** BEGIN DATA IN THIS EXERCISE **

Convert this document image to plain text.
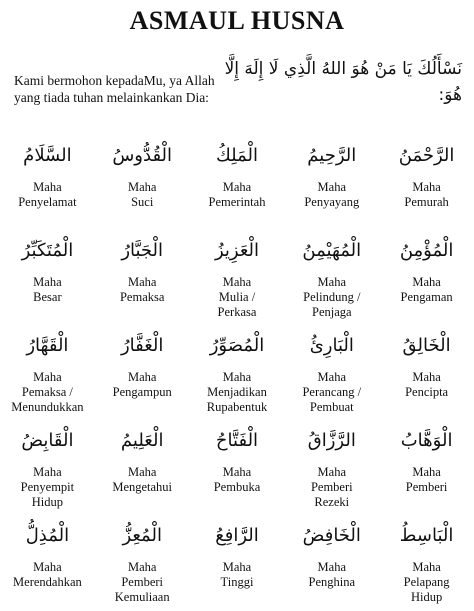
ASMAUL HUSNA
Kami bermohon kepadaMu, ya Allah yang tiada tuhan melainkankan Dia:
نَسْأَلُكَ يَا مَنْ هُوَ اللهُ الَّذِي لَا إِلَهَ إِلَّا هُوَ:
السَّلَامُ
Maha
Penyelamat
الْقُدُّوسُ
Maha
Suci
الْمَلِكُ
Maha
Pemerintah
الرَّحِيمُ
Maha
Penyayang
الرَّحْمَنُ
Maha
Pemurah
الْمُتَكَبِّرُ
Maha
Besar
الْجَبَّارُ
Maha
Pemaksa
الْعَزِيزُ
Maha
Mulia /
Perkasa
الْمُهَيْمِنُ
Maha
Pelindung /
Penjaga
الْمُؤْمِنُ
Maha
Pengaman
الْقَهَّارُ
Maha
Pemaksa /
Menundukkan
الْغَفَّارُ
Maha
Pengampun
الْمُصَوِّرُ
Maha
Menjadikan
Rupabentuk
الْبَارِئُ
Maha
Perancang /
Pembuat
الْخَالِقُ
Maha
Pencipta
الْقَابِضُ
Maha
Penyempit
Hidup
الْعَلِيمُ
Maha
Mengetahui
الْفَتَّاحُ
Maha
Pembuka
الرَّزَّاقُ
Maha
Pemberi
Rezeki
الْوَهَّابُ
Maha
Pemberi
الْمُذِلُّ
Maha
Merendahkan
الْمُعِزُّ
Maha
Pemberi
Kemuliaan
الرَّافِعُ
Maha
Tinggi
الْخَافِضُ
Maha
Penghina
الْبَاسِطُ
Maha
Pelapang
Hidup
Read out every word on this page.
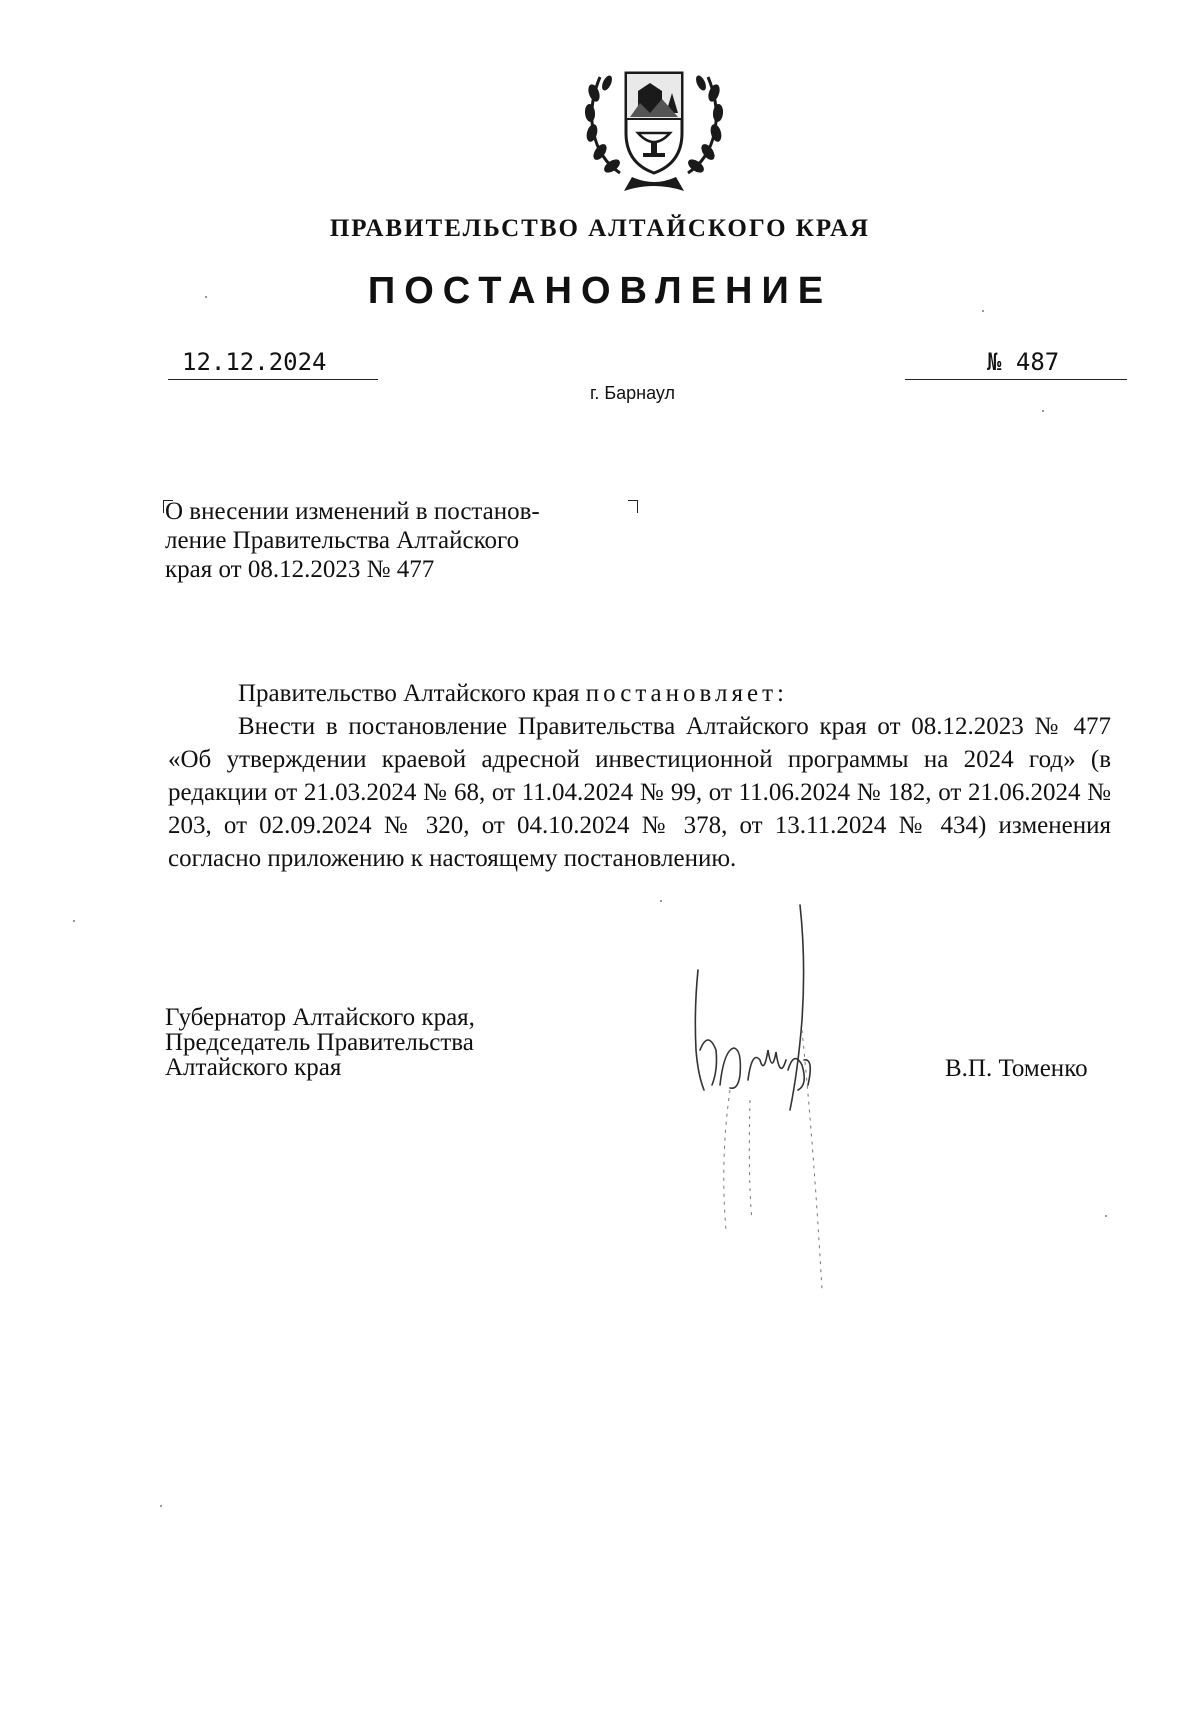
ПРАВИТЕЛЬСТВО АЛТАЙСКОГО КРАЯ
ПОСТАНОВЛЕНИЕ
12.12.2024	№ 487
г. Барнаул
О внесении изменений в постанов-
ление Правительства Алтайского
края от 08.12.2023 № 477

Правительство Алтайского края постановляет:

Внести в постановление Правительства Алтайского края от 08.12.2023 № 477 «Об утверждении краевой адресной инвестиционной программы на 2024 год» (в редакции от 21.03.2024 № 68, от 11.04.2024 № 99, от 11.06.2024 № 182, от 21.06.2024 № 203, от 02.09.2024 № 320, от 04.10.2024 № 378, от 13.11.2024 № 434) изменения согласно приложению к настоящему постановлению.

Губернатор Алтайского края,
Председатель Правительства
Алтайского края	В.П. Томенко
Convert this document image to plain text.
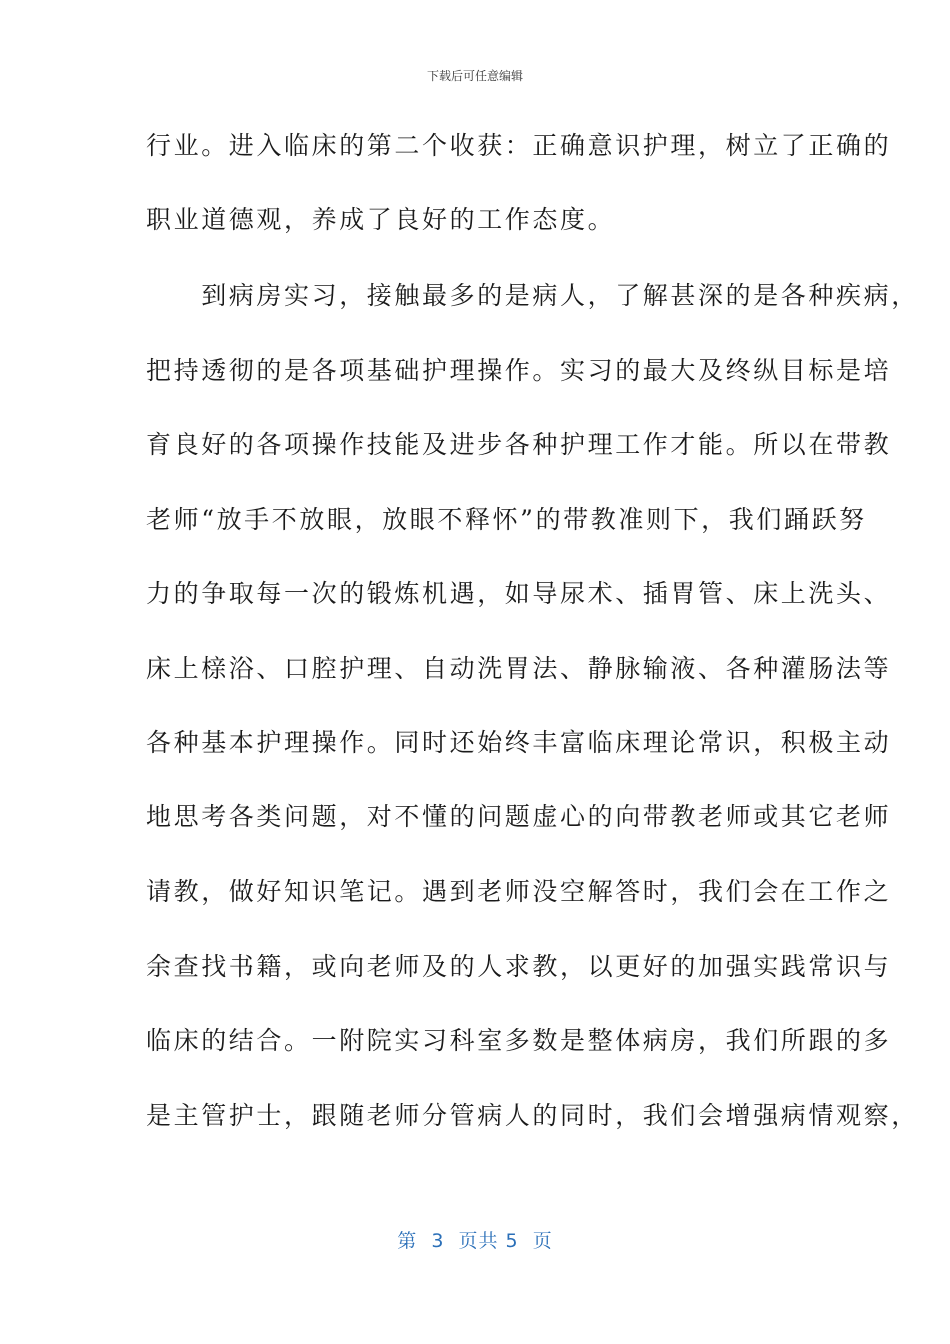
下载后可任意编辑
行业。进入临床的第二个收获：正确意识护理，树立了正确的
职业道德观，养成了良好的工作态度。
　　到病房实习，接触最多的是病人，了解甚深的是各种疾病，
把持透彻的是各项基础护理操作。实习的最大及终纵目标是培
育良好的各项操作技能及进步各种护理工作才能。所以在带教
老师“放手不放眼，放眼不释怀”的带教准则下，我们踊跃努
力的争取每一次的锻炼机遇，如导尿术、插胃管、床上洗头、
床上榇浴、口腔护理、自动洗胃法、静脉输液、各种灌肠法等
各种基本护理操作。同时还始终丰富临床理论常识，积极主动
地思考各类问题，对不懂的问题虚心的向带教老师或其它老师
请教，做好知识笔记。遇到老师没空解答时，我们会在工作之
余查找书籍，或向老师及的人求教，以更好的加强实践常识与
临床的结合。一附院实习科室多数是整体病房，我们所跟的多
是主管护士，跟随老师分管病人的同时，我们会增强病情观察，
第  3  页共 5  页
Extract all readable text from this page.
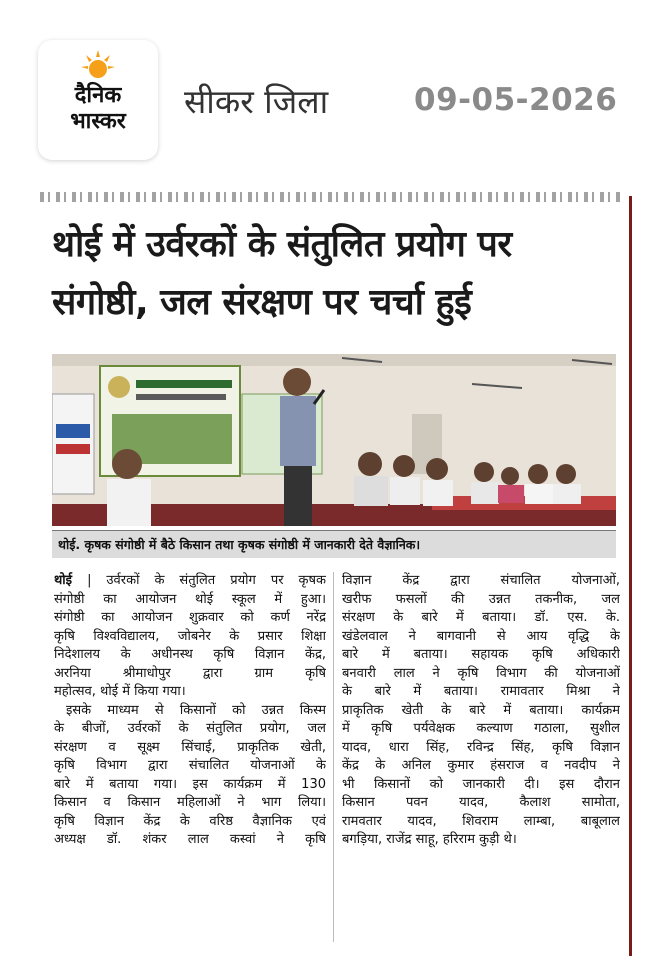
दैनिक
भास्कर
सीकर जिला	09-05-2026
थोई में उर्वरकों के संतुलित प्रयोग पर
संगोष्ठी, जल संरक्षण पर चर्चा हुई
थोई. कृषक संगोष्ठी में बैठे किसान तथा कृषक संगोष्ठी में जानकारी देते वैज्ञानिक।
थोई | उर्वरकों के संतुलित प्रयोग पर कृषक
संगोष्ठी का आयोजन थोई स्कूल में हुआ।
संगोष्ठी का आयोजन शुक्रवार को कर्ण नरेंद्र
कृषि विश्वविद्यालय, जोबनेर के प्रसार शिक्षा
निदेशालय के अधीनस्थ कृषि विज्ञान केंद्र,
अरनिया श्रीमाधोपुर द्वारा ग्राम कृषि
महोत्सव, थोई में किया गया।
इसके माध्यम से किसानों को उन्नत किस्म
के बीजों, उर्वरकों के संतुलित प्रयोग, जल
संरक्षण व सूक्ष्म सिंचाई, प्राकृतिक खेती,
कृषि विभाग द्वारा संचालित योजनाओं के
बारे में बताया गया। इस कार्यक्रम में 130
किसान व किसान महिलाओं ने भाग लिया।
कृषि विज्ञान केंद्र के वरिष्ठ वैज्ञानिक एवं
अध्यक्ष डॉ. शंकर लाल कस्वां ने कृषि
विज्ञान केंद्र द्वारा संचालित योजनाओं,
खरीफ फसलों की उन्नत तकनीक, जल
संरक्षण के बारे में बताया। डॉ. एस. के.
खंडेलवाल ने बागवानी से आय वृद्धि के
बारे में बताया। सहायक कृषि अधिकारी
बनवारी लाल ने कृषि विभाग की योजनाओं
के बारे में बताया। रामावतार मिश्रा ने
प्राकृतिक खेती के बारे में बताया। कार्यक्रम
में कृषि पर्यवेक्षक कल्याण गठाला, सुशील
यादव, धारा सिंह, रविन्द्र सिंह, कृषि विज्ञान
केंद्र के अनिल कुमार हंसराज व नवदीप ने
भी किसानों को जानकारी दी। इस दौरान
किसान पवन यादव, कैलाश सामोता,
रामवतार यादव, शिवराम लाम्बा, बाबूलाल
बगड़िया, राजेंद्र साहू, हरिराम कुड़ी थे।
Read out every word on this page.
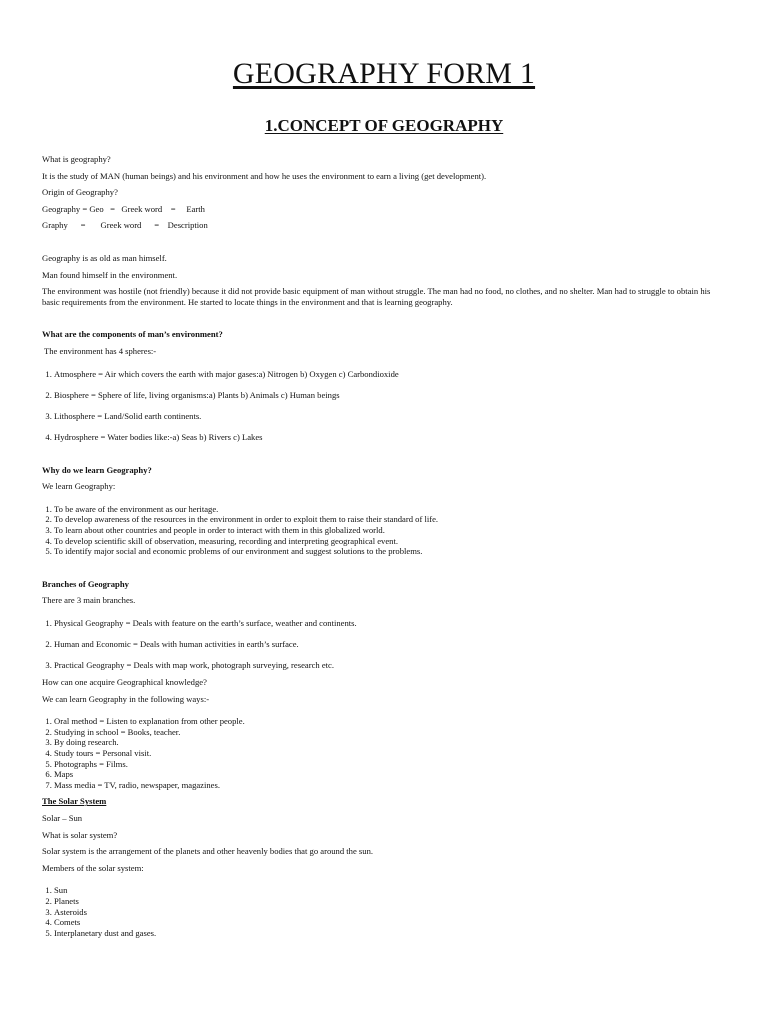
GEOGRAPHY FORM 1
1.CONCEPT OF GEOGRAPHY

What is geography?

It is the study of MAN (human beings) and his environment and how he uses the environment to earn a living (get development).

Origin of Geography?

Geography = Geo   =   Greek word    =     Earth

Graphy      =       Greek word      =    Description

Geography is as old as man himself.

Man found himself in the environment.

The environment was hostile (not friendly) because it did not provide basic equipment of man without struggle. The man had no food, no clothes, and no shelter. Man had to struggle to obtain his basic requirements from the environment. He started to locate things in the environment and that is learning geography.

What are the components of man’s environment?

The environment has 4 spheres:-

1. Atmosphere = Air which covers the earth with major gases:a) Nitrogen b) Oxygen c) Carbondioxide
2. Biosphere = Sphere of life, living organisms:a) Plants b) Animals c) Human beings
3. Lithosphere = Land/Solid earth continents.
4. Hydrosphere = Water bodies like:-a) Seas b) Rivers c) Lakes

Why do we learn Geography?

We learn Geography:

1. To be aware of the environment as our heritage.
2. To develop awareness of the resources in the environment in order to exploit them to raise their standard of life.
3. To learn about other countries and people in order to interact with them in this globalized world.
4. To develop scientific skill of observation, measuring, recording and interpreting geographical event.
5. To identify major social and economic problems of our environment and suggest solutions to the problems.

Branches of Geography

There are 3 main branches.

1. Physical Geography = Deals with feature on the earth’s surface, weather and continents.
2. Human and Economic = Deals with human activities in earth’s surface.
3. Practical Geography = Deals with map work, photograph surveying, research etc.

How can one acquire Geographical knowledge?

We can learn Geography in the following ways:-

1. Oral method = Listen to explanation from other people.
2. Studying in school = Books, teacher.
3. By doing research.
4. Study tours = Personal visit.
5. Photographs = Films.
6. Maps
7. Mass media = TV, radio, newspaper, magazines.

The Solar System

Solar – Sun

What is solar system?

Solar system is the arrangement of the planets and other heavenly bodies that go around the sun.

Members of the solar system:

1. Sun
2. Planets
3. Asteroids
4. Comets
5. Interplanetary dust and gases.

** END DATA IN THIS EXERCISE **

WHAT NEEDS TO BE DONE | Copy everything in the records above except the pictures, exactly as written.

PROBLEM SOLUTION |
Convert this document image to plain text.
ASMAUL HUSNA
Kami bermohon kepadaMu, ya Allah yang tiada tuhan melainkankan Dia:
نَسْأَلُكَ يَا مَنْ هُوَ اللهُ الَّذِي لَا إِلَهَ إِلَّا هُوَ:
السَّلَامُ
Maha
Penyelamat
الْقُدُّوسُ
Maha
Suci
الْمَلِكُ
Maha
Pemerintah
الرَّحِيمُ
Maha
Penyayang
الرَّحْمَنُ
Maha
Pemurah
الْمُتَكَبِّرُ
Maha
Besar
الْجَبَّارُ
Maha
Pemaksa
الْعَزِيزُ
Maha
Mulia /
Perkasa
الْمُهَيْمِنُ
Maha
Pelindung /
Penjaga
الْمُؤْمِنُ
Maha
Pengaman
الْقَهَّارُ
Maha
Pemaksa /
Menundukkan
الْغَفَّارُ
Maha
Pengampun
الْمُصَوِّرُ
Maha
Menjadikan
Rupabentuk
الْبَارِئُ
Maha
Perancang /
Pembuat
الْخَالِقُ
Maha
Pencipta
الْقَابِضُ
Maha
Penyempit
Hidup
الْعَلِيمُ
Maha
Mengetahui
الْفَتَّاحُ
Maha
Pembuka
الرَّزَّاقُ
Maha
Pemberi
Rezeki
الْوَهَّابُ
Maha
Pemberi
الْمُذِلُّ
Maha
Merendahkan
الْمُعِزُّ
Maha
Pemberi
Kemuliaan
الرَّافِعُ
Maha
Tinggi
الْخَافِضُ
Maha
Penghina
الْبَاسِطُ
Maha
Pelapang
Hidup
Read out every word on this page.
ПРАВИТЕЛЬСТВО АЛТАЙСКОГО КРАЯ
ПОСТАНОВЛЕНИЕ
12.12.2024	№ 487
г. Барнаул
О внесении изменений в постанов-
ление Правительства Алтайского
края от 08.12.2023 № 477

Правительство Алтайского края постановляет:

Внести в постановление Правительства Алтайского края от 08.12.2023 № 477 «Об утверждении краевой адресной инвестиционной программы на 2024 год» (в редакции от 21.03.2024 № 68, от 11.04.2024 № 99, от 11.06.2024 № 182, от 21.06.2024 № 203, от 02.09.2024 № 320, от 04.10.2024 № 378, от 13.11.2024 № 434) изменения согласно приложению к настоящему постановлению.

Губернатор Алтайского края,
Председатель Правительства
Алтайского края	В.П. Томенко
Convert this document image to plain text.
下载后可任意编辑
行业。进入临床的第二个收获：正确意识护理，树立了正确的
职业道德观，养成了良好的工作态度。
　　到病房实习，接触最多的是病人，了解甚深的是各种疾病，
把持透彻的是各项基础护理操作。实习的最大及终纵目标是培
育良好的各项操作技能及进步各种护理工作才能。所以在带教
老师“放手不放眼，放眼不释怀”的带教准则下，我们踊跃努
力的争取每一次的锻炼机遇，如导尿术、插胃管、床上洗头、
床上榇浴、口腔护理、自动洗胃法、静脉输液、各种灌肠法等
各种基本护理操作。同时还始终丰富临床理论常识，积极主动
地思考各类问题，对不懂的问题虚心的向带教老师或其它老师
请教，做好知识笔记。遇到老师没空解答时，我们会在工作之
余查找书籍，或向老师及的人求教，以更好的加强实践常识与
临床的结合。一附院实习科室多数是整体病房，我们所跟的多
是主管护士，跟随老师分管病人的同时，我们会增强病情观察，
第  3  页共 5  页
Extract all readable text from this page.
दैनिक
भास्कर
सीकर जिला	09-05-2026
थोई में उर्वरकों के संतुलित प्रयोग पर
संगोष्ठी, जल संरक्षण पर चर्चा हुई
थोई. कृषक संगोष्ठी में बैठे किसान तथा कृषक संगोष्ठी में जानकारी देते वैज्ञानिक।
थोई | उर्वरकों के संतुलित प्रयोग पर कृषक
संगोष्ठी का आयोजन थोई स्कूल में हुआ।
संगोष्ठी का आयोजन शुक्रवार को कर्ण नरेंद्र
कृषि विश्वविद्यालय, जोबनेर के प्रसार शिक्षा
निदेशालय के अधीनस्थ कृषि विज्ञान केंद्र,
अरनिया श्रीमाधोपुर द्वारा ग्राम कृषि
महोत्सव, थोई में किया गया।
इसके माध्यम से किसानों को उन्नत किस्म
के बीजों, उर्वरकों के संतुलित प्रयोग, जल
संरक्षण व सूक्ष्म सिंचाई, प्राकृतिक खेती,
कृषि विभाग द्वारा संचालित योजनाओं के
बारे में बताया गया। इस कार्यक्रम में 130
किसान व किसान महिलाओं ने भाग लिया।
कृषि विज्ञान केंद्र के वरिष्ठ वैज्ञानिक एवं
अध्यक्ष डॉ. शंकर लाल कस्वां ने कृषि
विज्ञान केंद्र द्वारा संचालित योजनाओं,
खरीफ फसलों की उन्नत तकनीक, जल
संरक्षण के बारे में बताया। डॉ. एस. के.
खंडेलवाल ने बागवानी से आय वृद्धि के
बारे में बताया। सहायक कृषि अधिकारी
बनवारी लाल ने कृषि विभाग की योजनाओं
के बारे में बताया। रामावतार मिश्रा ने
प्राकृतिक खेती के बारे में बताया। कार्यक्रम
में कृषि पर्यवेक्षक कल्याण गठाला, सुशील
यादव, धारा सिंह, रविन्द्र सिंह, कृषि विज्ञान
केंद्र के अनिल कुमार हंसराज व नवदीप ने
भी किसानों को जानकारी दी। इस दौरान
किसान पवन यादव, कैलाश सामोता,
रामवतार यादव, शिवराम लाम्बा, बाबूलाल
बगड़िया, राजेंद्र साहू, हरिराम कुड़ी थे।
Read out every word on this page.
GEOGRAPHY FORM 1
1.CONCEPT OF GEOGRAPHY

What is geography?

It is the study of MAN (human beings) and his environment and how he uses the environment to earn a living (get development).

Origin of Geography?

Geography = Geo   =   Greek word    =     Earth

Graphy      =       Greek word      =    Description

Geography is as old as man himself.

Man found himself in the environment.

The environment was hostile (not friendly) because it did not provide basic equipment of man without struggle. The man had no food, no clothes, and no shelter. Man had to struggle to obtain his basic requirements from the environment. He started to locate things in the environment and that is learning geography.

What are the components of man’s environment?

The environment has 4 spheres:-

1. Atmosphere = Air which covers the earth with major gases:a) Nitrogen b) Oxygen c) Carbondioxide
2. Biosphere = Sphere of life, living organisms:a) Plants b) Animals c) Human beings
3. Lithosphere = Land/Solid earth continents.
4. Hydrosphere = Water bodies like:-a) Seas b) Rivers c) Lakes

Why do we learn Geography?

We learn Geography:

1. To be aware of the environment as our heritage.
2. To develop awareness of the resources in the environment in order to exploit them to raise their standard of life.
3. To learn about other countries and people in order to interact with them in this globalized world.
4. To develop scientific skill of observation, measuring, recording and interpreting geographical event.
5. To identify major social and economic problems of our environment and suggest solutions to the problems.

Branches of Geography

There are 3 main branches.

1. Physical Geography = Deals with feature on the earth’s surface, weather and continents.
2. Human and Economic = Deals with human activities in earth’s surface.
3. Practical Geography = Deals with map work, photograph surveying, research etc.

How can one acquire Geographical knowledge?

We can learn Geography in the following ways:-

1. Oral method = Listen to explanation from other people.
2. Studying in school = Books, teacher.
3. By doing research.
4. Study tours = Personal visit.
5. Photographs = Films.
6. Maps
7. Mass media = TV, radio, newspaper, magazines.

The Solar System

Solar – Sun

What is solar system?

Solar system is the arrangement of the planets and other heavenly bodies that go around the sun.

Members of the solar system:

1. Sun
2. Planets
3. Asteroids
4. Comets
5. Interplanetary dust and gases.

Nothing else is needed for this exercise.